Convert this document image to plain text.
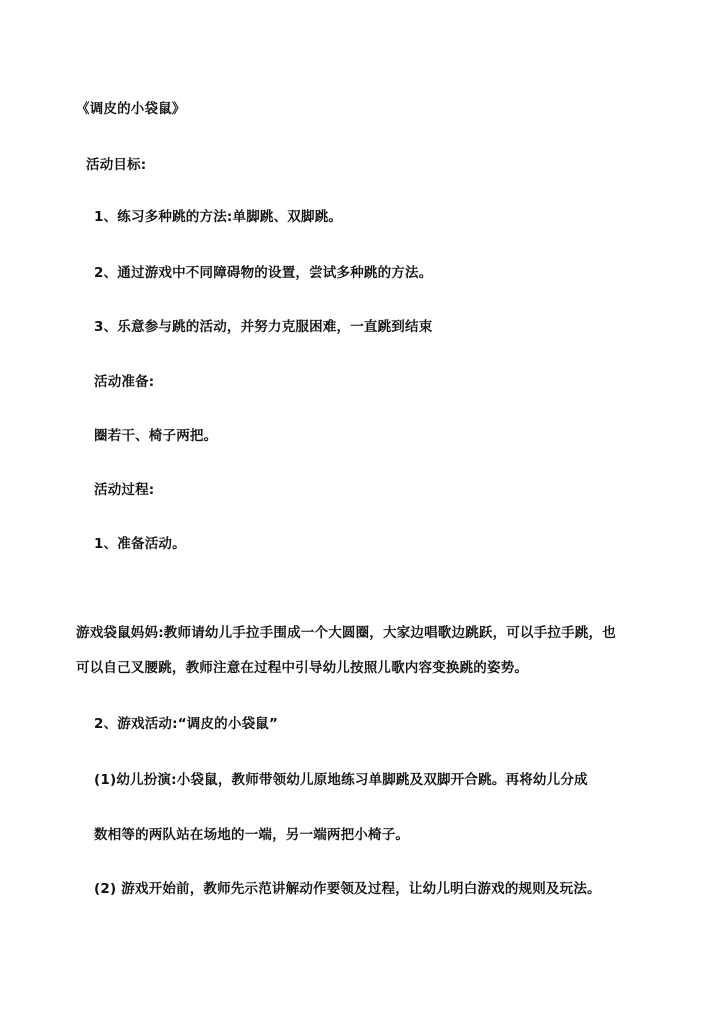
《调皮的小袋鼠》
活动目标:
1、练习多种跳的方法:单脚跳、双脚跳。
2、通过游戏中不同障碍物的设置，尝试多种跳的方法。
3、乐意参与跳的活动，并努力克服困难，一直跳到结束
活动准备:
圈若干、椅子两把。
活动过程:
1、准备活动。
游戏袋鼠妈妈:教师请幼儿手拉手围成一个大圆圈，大家边唱歌边跳跃，可以手拉手跳，也
可以自己叉腰跳，教师注意在过程中引导幼儿按照儿歌内容变换跳的姿势。
2、游戏活动:“调皮的小袋鼠”
(1)幼儿扮演:小袋鼠，教师带领幼儿原地练习单脚跳及双脚开合跳。再将幼儿分成
数相等的两队站在场地的一端，另一端两把小椅子。
(2) 游戏开始前，教师先示范讲解动作要领及过程，让幼儿明白游戏的规则及玩法。
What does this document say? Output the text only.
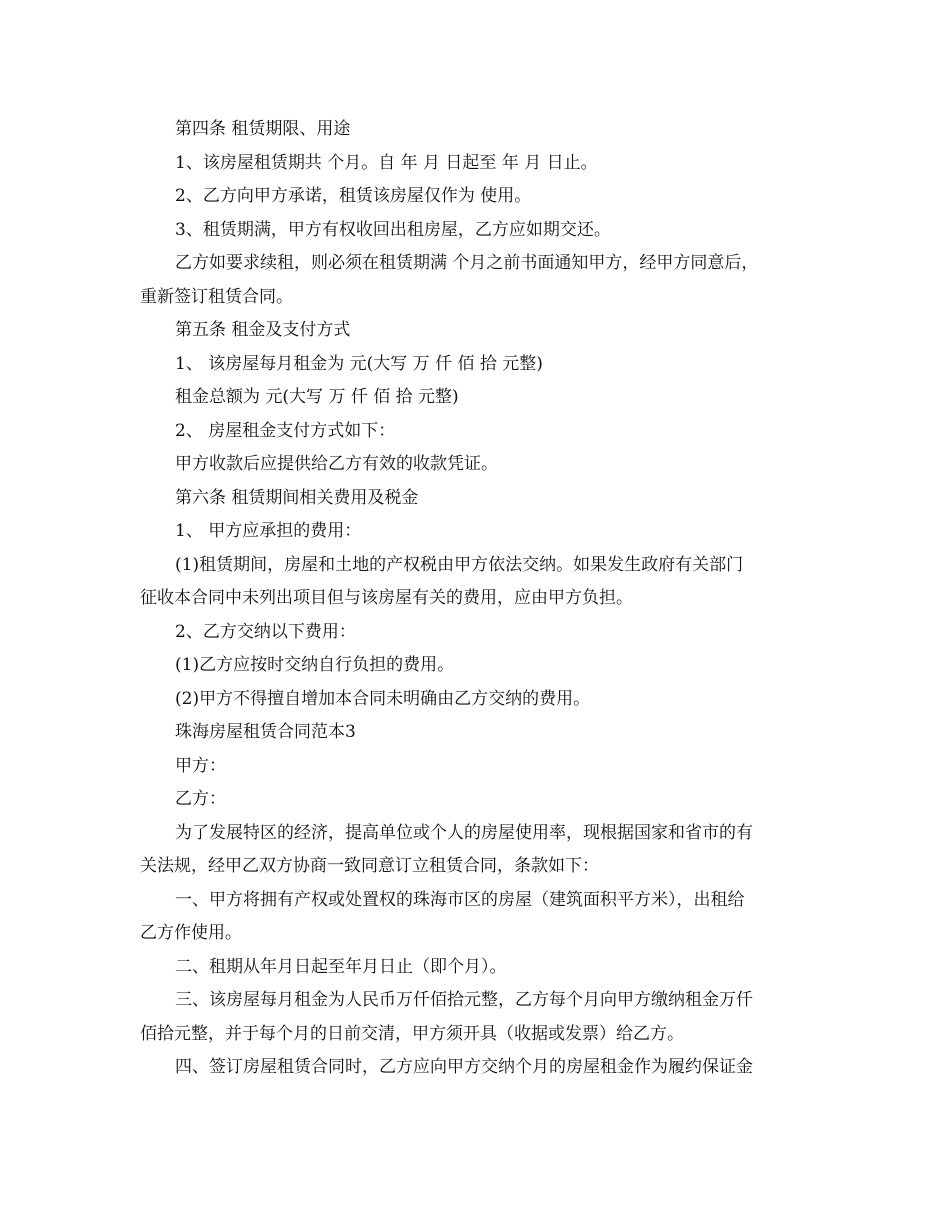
第四条 租赁期限、用途

1、该房屋租赁期共 个月。自 年 月 日起至 年 月 日止。

2、乙方向甲方承诺，租赁该房屋仅作为 使用。

3、租赁期满，甲方有权收回出租房屋，乙方应如期交还。

乙方如要求续租，则必须在租赁期满 个月之前书面通知甲方，经甲方同意后，

重新签订租赁合同。

第五条 租金及支付方式

1、 该房屋每月租金为 元(大写 万 仟 佰 拾 元整)

租金总额为 元(大写 万 仟 佰 拾 元整)

2、 房屋租金支付方式如下：

甲方收款后应提供给乙方有效的收款凭证。

第六条 租赁期间相关费用及税金

1、 甲方应承担的费用：

(1)租赁期间，房屋和土地的产权税由甲方依法交纳。如果发生政府有关部门

征收本合同中未列出项目但与该房屋有关的费用，应由甲方负担。

2、乙方交纳以下费用：

(1)乙方应按时交纳自行负担的费用。

(2)甲方不得擅自增加本合同未明确由乙方交纳的费用。

珠海房屋租赁合同范本3

甲方：

乙方：

为了发展特区的经济，提高单位或个人的房屋使用率，现根据国家和省市的有

关法规，经甲乙双方协商一致同意订立租赁合同，条款如下：

一、甲方将拥有产权或处置权的珠海市区的房屋（建筑面积平方米），出租给

乙方作使用。

二、租期从年月日起至年月日止（即个月）。

三、该房屋每月租金为人民币万仟佰拾元整，乙方每个月向甲方缴纳租金万仟

佰拾元整，并于每个月的日前交清，甲方须开具（收据或发票）给乙方。

四、签订房屋租赁合同时，乙方应向甲方交纳个月的房屋租金作为履约保证金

****

Return every line of the records exactly as given, pictures excluded.

▸ **Worked answer**
Convert this document image to plain text.
《调皮的小袋鼠》
活动目标:
1、练习多种跳的方法:单脚跳、双脚跳。
2、通过游戏中不同障碍物的设置，尝试多种跳的方法。
3、乐意参与跳的活动，并努力克服困难，一直跳到结束
活动准备:
圈若干、椅子两把。
活动过程:
1、准备活动。
游戏袋鼠妈妈:教师请幼儿手拉手围成一个大圆圈，大家边唱歌边跳跃，可以手拉手跳，也
可以自己叉腰跳，教师注意在过程中引导幼儿按照儿歌内容变换跳的姿势。
2、游戏活动:“调皮的小袋鼠”
(1)幼儿扮演:小袋鼠，教师带领幼儿原地练习单脚跳及双脚开合跳。再将幼儿分成
数相等的两队站在场地的一端，另一端两把小椅子。
(2) 游戏开始前，教师先示范讲解动作要领及过程，让幼儿明白游戏的规则及玩法。
What does this document say? Output the text only.
第四条 租赁期限、用途

1、该房屋租赁期共 个月。自 年 月 日起至 年 月 日止。

2、乙方向甲方承诺，租赁该房屋仅作为 使用。

3、租赁期满，甲方有权收回出租房屋，乙方应如期交还。

乙方如要求续租，则必须在租赁期满 个月之前书面通知甲方，经甲方同意后，

重新签订租赁合同。

第五条 租金及支付方式

1、 该房屋每月租金为 元(大写 万 仟 佰 拾 元整)

租金总额为 元(大写 万 仟 佰 拾 元整)

2、 房屋租金支付方式如下：

甲方收款后应提供给乙方有效的收款凭证。

第六条 租赁期间相关费用及税金

1、 甲方应承担的费用：

(1)租赁期间，房屋和土地的产权税由甲方依法交纳。如果发生政府有关部门

征收本合同中未列出项目但与该房屋有关的费用，应由甲方负担。

2、乙方交纳以下费用：

(1)乙方应按时交纳自行负担的费用。

(2)甲方不得擅自增加本合同未明确由乙方交纳的费用。

珠海房屋租赁合同范本3

甲方：

乙方：

为了发展特区的经济，提高单位或个人的房屋使用率，现根据国家和省市的有

关法规，经甲乙双方协商一致同意订立租赁合同，条款如下：

一、甲方将拥有产权或处置权的珠海市区的房屋（建筑面积平方米），出租给

乙方作使用。

二、租期从年月日起至年月日止（即个月）。

三、该房屋每月租金为人民币万仟佰拾元整，乙方每个月向甲方缴纳租金万仟

佰拾元整，并于每个月的日前交清，甲方须开具（收据或发票）给乙方。

四、签订房屋租赁合同时，乙方应向甲方交纳个月的房屋租金作为履约保证金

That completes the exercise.